**DOCUMENT**
--- Begin ---

Getting back on topic, though, I think @azoohit on something important; putting aside how long and hard is is or is not to get through the game's official objectives and how much momentum adds to or detracts from that, a feature SEGA seems to have ignored entirely is just how much more fun it is to simply move Sonic around Frontiers' environments when he has working momentum, which in this case just means lack of artificial stoppers to his speed whenever he jumps.  In most open-world games, how much fun you can have just goofing off and playing with the stuff they give you is part of the selling point, and at least theoretically, the thrill of being fast is part of Sonic's selling point, but somehow SEGA managed to miss what should have been a match made in heaven because they insisted on forcing players to play other sorts of gameplay...even if it was so easy for modders to put it back in.

--- End ---

**RECORDS PROVIDED**
--- Begin ---

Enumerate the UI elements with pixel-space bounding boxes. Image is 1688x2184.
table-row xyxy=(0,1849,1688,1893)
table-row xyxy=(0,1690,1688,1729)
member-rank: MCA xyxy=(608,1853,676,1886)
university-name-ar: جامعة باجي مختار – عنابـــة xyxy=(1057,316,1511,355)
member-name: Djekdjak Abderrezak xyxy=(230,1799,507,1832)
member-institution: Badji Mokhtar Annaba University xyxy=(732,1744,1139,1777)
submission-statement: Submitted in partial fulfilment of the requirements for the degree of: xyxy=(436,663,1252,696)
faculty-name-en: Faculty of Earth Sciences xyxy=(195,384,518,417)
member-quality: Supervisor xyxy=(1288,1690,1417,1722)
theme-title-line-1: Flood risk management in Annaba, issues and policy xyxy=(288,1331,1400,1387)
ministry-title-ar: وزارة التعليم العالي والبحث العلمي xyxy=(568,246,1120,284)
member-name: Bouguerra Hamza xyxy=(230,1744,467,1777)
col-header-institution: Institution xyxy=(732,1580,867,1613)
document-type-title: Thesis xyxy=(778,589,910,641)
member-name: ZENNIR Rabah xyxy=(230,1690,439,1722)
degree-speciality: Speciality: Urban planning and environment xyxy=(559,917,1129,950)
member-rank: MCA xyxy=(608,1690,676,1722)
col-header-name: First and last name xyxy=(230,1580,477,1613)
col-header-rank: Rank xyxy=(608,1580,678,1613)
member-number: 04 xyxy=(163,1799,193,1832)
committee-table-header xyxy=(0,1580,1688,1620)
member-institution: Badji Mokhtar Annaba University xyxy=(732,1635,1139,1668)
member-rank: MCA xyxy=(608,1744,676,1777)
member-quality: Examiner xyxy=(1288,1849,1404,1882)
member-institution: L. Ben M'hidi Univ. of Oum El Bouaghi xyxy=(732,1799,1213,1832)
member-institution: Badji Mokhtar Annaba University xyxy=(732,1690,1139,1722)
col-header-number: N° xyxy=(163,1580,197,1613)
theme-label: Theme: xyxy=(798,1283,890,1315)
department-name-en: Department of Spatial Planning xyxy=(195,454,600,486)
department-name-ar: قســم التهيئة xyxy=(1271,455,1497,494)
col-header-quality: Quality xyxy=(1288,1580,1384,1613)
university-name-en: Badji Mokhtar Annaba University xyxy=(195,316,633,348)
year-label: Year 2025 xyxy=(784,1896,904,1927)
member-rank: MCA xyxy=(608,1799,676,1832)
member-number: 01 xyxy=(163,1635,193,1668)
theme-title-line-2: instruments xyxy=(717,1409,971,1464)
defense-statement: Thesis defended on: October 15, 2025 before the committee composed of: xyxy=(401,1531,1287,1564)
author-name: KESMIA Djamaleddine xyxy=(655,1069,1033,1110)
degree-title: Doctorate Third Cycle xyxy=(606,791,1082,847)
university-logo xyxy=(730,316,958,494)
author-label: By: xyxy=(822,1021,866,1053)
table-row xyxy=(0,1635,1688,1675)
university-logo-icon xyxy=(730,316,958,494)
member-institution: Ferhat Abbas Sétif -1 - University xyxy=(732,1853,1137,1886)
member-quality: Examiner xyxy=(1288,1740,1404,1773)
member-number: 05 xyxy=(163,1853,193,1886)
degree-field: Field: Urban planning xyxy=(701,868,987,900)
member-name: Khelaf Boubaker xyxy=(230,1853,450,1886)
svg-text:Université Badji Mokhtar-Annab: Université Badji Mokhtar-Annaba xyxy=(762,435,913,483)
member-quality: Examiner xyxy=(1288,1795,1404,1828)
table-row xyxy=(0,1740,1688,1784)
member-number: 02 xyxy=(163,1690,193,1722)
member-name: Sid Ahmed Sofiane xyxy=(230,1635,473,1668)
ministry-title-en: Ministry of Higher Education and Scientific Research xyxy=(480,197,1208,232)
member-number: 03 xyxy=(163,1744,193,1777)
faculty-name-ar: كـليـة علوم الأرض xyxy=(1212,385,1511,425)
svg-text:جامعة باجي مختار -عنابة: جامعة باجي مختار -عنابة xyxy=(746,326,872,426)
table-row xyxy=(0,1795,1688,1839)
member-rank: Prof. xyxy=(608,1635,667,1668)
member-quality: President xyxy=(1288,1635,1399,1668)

--- End ---

**DIRECTIVE 1**
Can you copy the records word for word, starting with their first line and going on through the line with "member-quality: Examiner xyxy=(1288,1849,1404,1882)", including both ends?
**DIRECTIVE 2**
Will you pick up the post about momentum in Sonic Frontiers and carry it on past its last sentence?

**TASK RESPONSE 1**
Enumerate the UI elements with pixel-space bounding boxes. Image is 1688x2184.
table-row xyxy=(0,1849,1688,1893)
table-row xyxy=(0,1690,1688,1729)
member-rank: MCA xyxy=(608,1853,676,1886)
university-name-ar: جامعة باجي مختار – عنابـــة xyxy=(1057,316,1511,355)
member-name: Djekdjak Abderrezak xyxy=(230,1799,507,1832)
member-institution: Badji Mokhtar Annaba University xyxy=(732,1744,1139,1777)
submission-statement: Submitted in partial fulfilment of the requirements for the degree of: xyxy=(436,663,1252,696)
faculty-name-en: Faculty of Earth Sciences xyxy=(195,384,518,417)
member-quality: Supervisor xyxy=(1288,1690,1417,1722)
theme-title-line-1: Flood risk management in Annaba, issues and policy xyxy=(288,1331,1400,1387)
ministry-title-ar: وزارة التعليم العالي والبحث العلمي xyxy=(568,246,1120,284)
member-name: Bouguerra Hamza xyxy=(230,1744,467,1777)
col-header-institution: Institution xyxy=(732,1580,867,1613)
document-type-title: Thesis xyxy=(778,589,910,641)
member-name: ZENNIR Rabah xyxy=(230,1690,439,1722)
degree-speciality: Speciality: Urban planning and environment xyxy=(559,917,1129,950)
member-rank: MCA xyxy=(608,1690,676,1722)
col-header-name: First and last name xyxy=(230,1580,477,1613)
col-header-rank: Rank xyxy=(608,1580,678,1613)
member-number: 04 xyxy=(163,1799,193,1832)
committee-table-header xyxy=(0,1580,1688,1620)
member-institution: Badji Mokhtar Annaba University xyxy=(732,1635,1139,1668)
member-rank: MCA xyxy=(608,1744,676,1777)
member-quality: Examiner xyxy=(1288,1849,1404,1882)

**TASK RESPONSE 2**
On that note, it's interesting to me how the designers of Sonic Frontiers and the designers of some fangames like Sonic GT and Sonic Encore are like blind men feeling an elephant in trying to figure out how to make a 3D Sonic game fun; both found part of it but they were different parts and neither found the whole.  Fangame developers got the physics down (or more accurately, chose to keep the physics working) but couldn't figure out how to make levels that reward such highly mobile characters, as players often become disoriented and get frustrated as fast characters move too far in the wrong direction while it is often unclear what the right direction is.  Frontiers happened on a great idea for level design by making it have multiple "goals" due to its objective-based nature and, let's face it, giving you a damned map, but its developers chose not to include physics that made it more fun.  Playing the Frontiers mod that puts momentum back in makes it feel like finally one can see the whole elephant for what it is; that's it, that combination of factors is how you make 3D Sonic the most fun.  It's not as fun as it could possibly get, and I can already think of plenty things I would change/improve, but in my opinion at least, it is the most fun 3D Sonic has ever been so far.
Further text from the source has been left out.